**THINGS TO DO**:
- 1) Give the stretch of the forum thread on contraception from "My ex kept me" through "control stopped working." again, switching "kids" to "children".
- 2) Resume the forum thread about contraception and controlling partners after its last post.

**SELECTED EXTRACT**:
-- Opening Marker --

Bollocks. If a man doesn't want a baby, he either doesn't have sex, has a vasectomy, or wears a condom.

He should take equal responsibility for contraception.

piedbeauty · 10/04/2023 21:34

ItsThePlayBusDingDing · 10/04/2023 17:16

My ex kept me pregnant as a form of control.

Then he fucked off and is parenting someone else's kids and never sees his own when the control stopped working.

There's often very complicated backgrounds to these things.

Couldn't you take birth control pills?

MangoPi · 10/04/2023 21:37

piedbeauty · 10/04/2023 21:34

Couldn't you take birth control pills?

So many reasons someone in an abusive relationship might not have birth control.

  • fear of being found and the repercussions
  • fear of what would happen if they were unsuccesful and didn't fall pregnant
  • Managing to get access to birth control

I really could go on

reddragon7 · 10/04/2023 21:41

If men don’t want to be fathers, they shouldn’t have sex in the first place. It’s massively unfair.

ConcordeOoter · 10/04/2023 21:42

devildeepbluesea · 10/04/2023 17:43

What a stupid thing to say. Any man who doesn’t want kids can wear a condom and/or get a vasectomy. But many don’t because they’re the sort of person who’s quite happy to fuck off, leaving the women they fucked quite literally holding the baby. And people like OP who make excuses for them validate their life choices.

Oh when, I wonder, do we get the misogynistic reverse of this "principle" you espouse. Presumably after everyone has agreed that if you don't want kids you can just not conceive them. 🤔

piedbeauty · 10/04/2023 21:42

Thanks, @MangoPi , I wondered about that after I posted.

I just wondered if the poster has ever reported her h or sought help before things got to that stage.

Mogul · 10/04/2023 21:48

piedbeauty · 10/04/2023 21:42

Thanks, @MangoPi , I wondered about that after I posted.

I just wondered if the poster has ever reported her h or sought help before things got to that stage.

But this is true you can just not conceive them. Even if you accidentally do you don't have to stay pregnant

MangoPi · 10/04/2023 21:48

piedbeauty · 10/04/2023 21:42

Thanks, @MangoPi , I wondered about that after I posted.

I just wondered if the poster has ever reported her h or sought help before things got to that stage.

The relationship I was in prior to my current one, he used to try and pressure me into having another child all the time. Used to make empty threats, saying he would leave, how depressed he was that I wouldn't have another. There were a few times I nearly caved just on this alone but I was able to tell myself he could move on and have children with someone else if it was something he desperately wanted. It wasn't - he just didn't like that as the children were getting older I was starting to get some of my life back. It was absolutely an attempt to restrict my life.

-- Closing Marker --

**INFORMATION SHOWN**:
-- Opening Marker --

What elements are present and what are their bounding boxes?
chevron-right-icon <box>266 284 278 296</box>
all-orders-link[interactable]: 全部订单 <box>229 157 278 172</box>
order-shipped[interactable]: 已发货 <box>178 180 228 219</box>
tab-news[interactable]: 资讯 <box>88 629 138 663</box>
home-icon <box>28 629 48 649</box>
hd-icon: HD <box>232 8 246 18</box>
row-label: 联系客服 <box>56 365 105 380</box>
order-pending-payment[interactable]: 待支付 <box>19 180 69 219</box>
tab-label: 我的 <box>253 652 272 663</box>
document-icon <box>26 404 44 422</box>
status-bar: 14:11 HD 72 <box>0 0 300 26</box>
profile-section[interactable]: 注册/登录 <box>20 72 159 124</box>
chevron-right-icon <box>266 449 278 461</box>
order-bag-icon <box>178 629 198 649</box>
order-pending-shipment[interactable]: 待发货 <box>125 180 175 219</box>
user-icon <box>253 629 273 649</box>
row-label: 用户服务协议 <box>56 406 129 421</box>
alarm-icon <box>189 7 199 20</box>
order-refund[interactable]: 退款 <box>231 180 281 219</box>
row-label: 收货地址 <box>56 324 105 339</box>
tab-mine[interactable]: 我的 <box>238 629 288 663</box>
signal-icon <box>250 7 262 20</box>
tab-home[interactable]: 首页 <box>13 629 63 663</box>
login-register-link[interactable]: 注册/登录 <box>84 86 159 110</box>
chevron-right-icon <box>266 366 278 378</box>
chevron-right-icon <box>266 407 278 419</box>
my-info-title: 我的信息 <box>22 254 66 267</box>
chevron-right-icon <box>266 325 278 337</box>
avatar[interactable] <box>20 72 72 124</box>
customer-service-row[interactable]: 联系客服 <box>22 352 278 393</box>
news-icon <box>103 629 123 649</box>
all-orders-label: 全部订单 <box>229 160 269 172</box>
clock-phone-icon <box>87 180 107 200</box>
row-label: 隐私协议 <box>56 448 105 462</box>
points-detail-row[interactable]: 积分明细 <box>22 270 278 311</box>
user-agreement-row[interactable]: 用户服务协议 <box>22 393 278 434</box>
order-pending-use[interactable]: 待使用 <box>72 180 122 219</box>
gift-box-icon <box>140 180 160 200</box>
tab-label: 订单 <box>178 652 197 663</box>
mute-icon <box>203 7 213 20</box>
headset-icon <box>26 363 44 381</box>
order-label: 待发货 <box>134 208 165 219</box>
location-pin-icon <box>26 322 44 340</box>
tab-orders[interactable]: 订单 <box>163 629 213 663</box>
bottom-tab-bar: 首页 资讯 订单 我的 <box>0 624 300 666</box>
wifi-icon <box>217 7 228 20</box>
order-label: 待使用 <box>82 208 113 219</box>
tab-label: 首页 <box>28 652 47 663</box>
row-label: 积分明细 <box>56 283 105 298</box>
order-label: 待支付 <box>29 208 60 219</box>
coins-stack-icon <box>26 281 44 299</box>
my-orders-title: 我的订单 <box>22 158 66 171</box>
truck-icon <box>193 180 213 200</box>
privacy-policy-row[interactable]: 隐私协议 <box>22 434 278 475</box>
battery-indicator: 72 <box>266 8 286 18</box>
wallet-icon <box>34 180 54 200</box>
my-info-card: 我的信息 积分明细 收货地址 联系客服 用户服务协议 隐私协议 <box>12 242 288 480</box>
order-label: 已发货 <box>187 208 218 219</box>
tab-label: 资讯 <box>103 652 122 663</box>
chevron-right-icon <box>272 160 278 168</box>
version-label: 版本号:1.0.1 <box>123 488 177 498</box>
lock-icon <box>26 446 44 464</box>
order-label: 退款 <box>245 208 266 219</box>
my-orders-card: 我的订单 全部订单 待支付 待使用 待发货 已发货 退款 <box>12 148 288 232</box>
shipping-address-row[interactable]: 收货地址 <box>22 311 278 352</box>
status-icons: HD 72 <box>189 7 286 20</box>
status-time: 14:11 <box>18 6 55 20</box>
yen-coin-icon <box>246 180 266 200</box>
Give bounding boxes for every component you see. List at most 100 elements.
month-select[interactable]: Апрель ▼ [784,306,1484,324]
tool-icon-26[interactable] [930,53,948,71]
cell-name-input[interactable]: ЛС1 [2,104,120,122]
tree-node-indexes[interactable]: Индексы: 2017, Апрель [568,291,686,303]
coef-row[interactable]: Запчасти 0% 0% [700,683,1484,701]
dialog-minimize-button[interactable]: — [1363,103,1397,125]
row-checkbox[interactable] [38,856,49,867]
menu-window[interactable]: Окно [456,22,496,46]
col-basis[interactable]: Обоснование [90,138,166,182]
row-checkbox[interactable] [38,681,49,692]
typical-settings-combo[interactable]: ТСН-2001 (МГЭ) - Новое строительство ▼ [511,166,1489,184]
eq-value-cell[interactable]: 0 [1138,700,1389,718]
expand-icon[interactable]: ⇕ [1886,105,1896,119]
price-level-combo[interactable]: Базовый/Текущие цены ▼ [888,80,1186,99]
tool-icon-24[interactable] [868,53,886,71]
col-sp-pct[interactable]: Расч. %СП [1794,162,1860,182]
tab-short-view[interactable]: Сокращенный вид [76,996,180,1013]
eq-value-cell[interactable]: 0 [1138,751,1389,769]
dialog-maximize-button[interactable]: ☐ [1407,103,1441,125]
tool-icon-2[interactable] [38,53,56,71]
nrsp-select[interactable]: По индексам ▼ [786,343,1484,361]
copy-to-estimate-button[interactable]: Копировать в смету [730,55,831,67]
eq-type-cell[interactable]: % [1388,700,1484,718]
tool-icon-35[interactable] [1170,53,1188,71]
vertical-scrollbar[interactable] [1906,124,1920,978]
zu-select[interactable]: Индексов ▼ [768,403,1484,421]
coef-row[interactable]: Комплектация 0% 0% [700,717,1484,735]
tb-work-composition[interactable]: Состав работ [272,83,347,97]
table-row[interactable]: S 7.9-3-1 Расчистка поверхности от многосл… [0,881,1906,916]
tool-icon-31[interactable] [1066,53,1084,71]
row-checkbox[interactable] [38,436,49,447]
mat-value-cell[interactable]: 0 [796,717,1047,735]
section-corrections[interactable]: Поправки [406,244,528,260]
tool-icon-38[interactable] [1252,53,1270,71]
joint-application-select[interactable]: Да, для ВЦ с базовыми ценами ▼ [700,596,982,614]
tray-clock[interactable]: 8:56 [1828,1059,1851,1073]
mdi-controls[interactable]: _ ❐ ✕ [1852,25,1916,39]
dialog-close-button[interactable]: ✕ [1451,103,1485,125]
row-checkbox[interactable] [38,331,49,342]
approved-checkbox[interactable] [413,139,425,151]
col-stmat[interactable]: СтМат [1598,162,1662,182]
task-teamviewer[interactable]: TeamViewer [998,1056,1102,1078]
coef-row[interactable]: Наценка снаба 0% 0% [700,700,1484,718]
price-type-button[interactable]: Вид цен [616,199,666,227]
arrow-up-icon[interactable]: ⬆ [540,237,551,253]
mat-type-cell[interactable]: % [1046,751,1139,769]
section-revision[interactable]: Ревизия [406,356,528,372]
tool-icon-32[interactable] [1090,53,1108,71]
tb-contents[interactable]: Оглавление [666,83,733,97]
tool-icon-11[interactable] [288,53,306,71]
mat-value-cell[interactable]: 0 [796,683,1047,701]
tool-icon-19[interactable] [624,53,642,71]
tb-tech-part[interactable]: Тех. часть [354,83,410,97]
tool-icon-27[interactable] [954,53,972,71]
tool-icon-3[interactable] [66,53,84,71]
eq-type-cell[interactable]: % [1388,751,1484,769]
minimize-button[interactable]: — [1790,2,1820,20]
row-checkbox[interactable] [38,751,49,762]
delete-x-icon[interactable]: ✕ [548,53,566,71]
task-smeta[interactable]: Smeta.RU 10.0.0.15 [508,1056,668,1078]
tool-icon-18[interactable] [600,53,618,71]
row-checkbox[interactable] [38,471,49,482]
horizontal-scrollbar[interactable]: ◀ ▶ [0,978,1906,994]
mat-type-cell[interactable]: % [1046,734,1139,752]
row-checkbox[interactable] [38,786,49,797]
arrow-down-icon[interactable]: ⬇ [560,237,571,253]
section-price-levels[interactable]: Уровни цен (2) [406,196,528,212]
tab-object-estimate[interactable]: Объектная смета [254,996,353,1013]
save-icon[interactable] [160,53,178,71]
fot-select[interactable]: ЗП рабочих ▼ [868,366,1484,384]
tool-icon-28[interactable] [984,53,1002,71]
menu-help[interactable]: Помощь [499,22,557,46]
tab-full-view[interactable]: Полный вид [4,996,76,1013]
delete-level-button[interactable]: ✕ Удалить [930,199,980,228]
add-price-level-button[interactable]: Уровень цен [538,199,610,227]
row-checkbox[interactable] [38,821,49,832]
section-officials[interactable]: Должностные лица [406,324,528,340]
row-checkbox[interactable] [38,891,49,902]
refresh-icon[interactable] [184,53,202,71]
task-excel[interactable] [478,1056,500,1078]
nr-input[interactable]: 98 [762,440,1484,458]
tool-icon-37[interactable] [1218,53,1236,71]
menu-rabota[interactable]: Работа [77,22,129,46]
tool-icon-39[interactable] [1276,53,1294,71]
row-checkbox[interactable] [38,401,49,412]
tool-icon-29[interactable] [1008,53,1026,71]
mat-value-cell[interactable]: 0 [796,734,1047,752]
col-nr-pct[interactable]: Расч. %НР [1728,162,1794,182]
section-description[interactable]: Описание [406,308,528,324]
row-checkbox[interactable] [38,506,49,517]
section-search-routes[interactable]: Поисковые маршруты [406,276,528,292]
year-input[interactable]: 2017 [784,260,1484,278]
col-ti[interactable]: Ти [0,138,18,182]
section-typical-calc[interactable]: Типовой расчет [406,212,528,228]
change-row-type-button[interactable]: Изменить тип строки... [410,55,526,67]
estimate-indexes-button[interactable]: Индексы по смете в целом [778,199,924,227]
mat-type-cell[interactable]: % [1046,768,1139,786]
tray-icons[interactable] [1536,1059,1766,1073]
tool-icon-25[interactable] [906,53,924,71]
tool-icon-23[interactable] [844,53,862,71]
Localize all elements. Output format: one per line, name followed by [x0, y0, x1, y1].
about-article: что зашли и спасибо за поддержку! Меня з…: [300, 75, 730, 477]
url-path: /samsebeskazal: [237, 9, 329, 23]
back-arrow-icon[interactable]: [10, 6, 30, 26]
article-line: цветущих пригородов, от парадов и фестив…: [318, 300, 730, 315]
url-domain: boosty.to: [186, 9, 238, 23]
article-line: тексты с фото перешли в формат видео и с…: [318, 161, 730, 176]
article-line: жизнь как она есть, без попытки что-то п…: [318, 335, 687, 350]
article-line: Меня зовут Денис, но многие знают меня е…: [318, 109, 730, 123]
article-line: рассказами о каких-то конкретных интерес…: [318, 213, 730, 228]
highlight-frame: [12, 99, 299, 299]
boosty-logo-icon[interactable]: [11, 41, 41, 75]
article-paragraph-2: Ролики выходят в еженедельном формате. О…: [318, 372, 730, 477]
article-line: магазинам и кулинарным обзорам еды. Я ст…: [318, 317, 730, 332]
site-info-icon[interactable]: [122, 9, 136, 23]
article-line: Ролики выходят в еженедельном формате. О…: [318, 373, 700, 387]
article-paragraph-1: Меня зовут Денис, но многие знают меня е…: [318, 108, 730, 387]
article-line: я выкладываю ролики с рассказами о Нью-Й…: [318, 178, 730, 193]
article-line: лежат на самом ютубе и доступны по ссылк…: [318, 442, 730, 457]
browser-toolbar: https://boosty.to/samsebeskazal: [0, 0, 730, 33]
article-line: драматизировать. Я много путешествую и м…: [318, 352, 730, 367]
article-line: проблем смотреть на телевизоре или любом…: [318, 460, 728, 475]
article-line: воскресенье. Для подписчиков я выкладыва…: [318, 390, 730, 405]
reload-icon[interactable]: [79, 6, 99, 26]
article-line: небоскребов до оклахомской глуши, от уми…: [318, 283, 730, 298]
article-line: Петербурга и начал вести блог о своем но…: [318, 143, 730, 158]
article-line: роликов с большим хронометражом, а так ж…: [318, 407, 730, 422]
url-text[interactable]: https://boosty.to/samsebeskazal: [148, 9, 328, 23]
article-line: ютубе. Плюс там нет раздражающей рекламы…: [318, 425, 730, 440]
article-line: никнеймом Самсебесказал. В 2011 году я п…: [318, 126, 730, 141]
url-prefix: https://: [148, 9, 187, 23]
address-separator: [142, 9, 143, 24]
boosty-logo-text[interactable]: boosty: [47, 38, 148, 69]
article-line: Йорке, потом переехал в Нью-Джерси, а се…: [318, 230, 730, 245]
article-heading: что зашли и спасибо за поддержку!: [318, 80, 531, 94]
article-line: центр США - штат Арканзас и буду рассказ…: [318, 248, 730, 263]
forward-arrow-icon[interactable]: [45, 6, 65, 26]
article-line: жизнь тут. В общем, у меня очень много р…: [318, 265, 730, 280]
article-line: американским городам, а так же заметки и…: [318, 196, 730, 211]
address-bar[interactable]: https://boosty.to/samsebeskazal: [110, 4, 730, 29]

-- Closing Marker --

**LIST OF ANSWERS**:
- 1)
My ex kept me pregnant as a form of control.

Then he fucked off and is parenting someone else's children and never sees his own when the control stopped working.

- 2)
It must be very hard if you find yourself in a relationship with someone who is even worse than that.

MangoPi · 10/04/2023 21:51

Mogul · 10/04/2023 21:48

But this is true you can just not conceive them. Even if you accidentally do you don't have to stay pregnant

Imagine you're in a relationship with an abuser - you are scared of them. Say you have no money. No support network. Nowhere to go. Plus the fear of physical/sexual violence. Maybe there are other children you're also worried about. Would you risk it? If you were downtrodden and beaten - would you defy them and go behind their back, seek out birth control? Take the consequences if said birth control was discovered? Or a pregnancy didn't happen and he blamed you?

Easy to say this stuff when you're not in that situation. I haven't experienced it on this level but I am not so narrow minded that I cannot imagine why some might find themselves trapped like this

Mogul · 10/04/2023 21:53

@MangoPi agreed but I would like to think that is the minority

ItsThePlayBusDingDing · 10/04/2023 21:54

piedbeauty · 10/04/2023 21:34

Couldn't you take birth control pills?

No I couldn't. I went straight out of an abusive childhood into an abusive marriage to a much older man, he controlled everything I did, I didn't even realise it at the time, as so often happens in abusive relationships.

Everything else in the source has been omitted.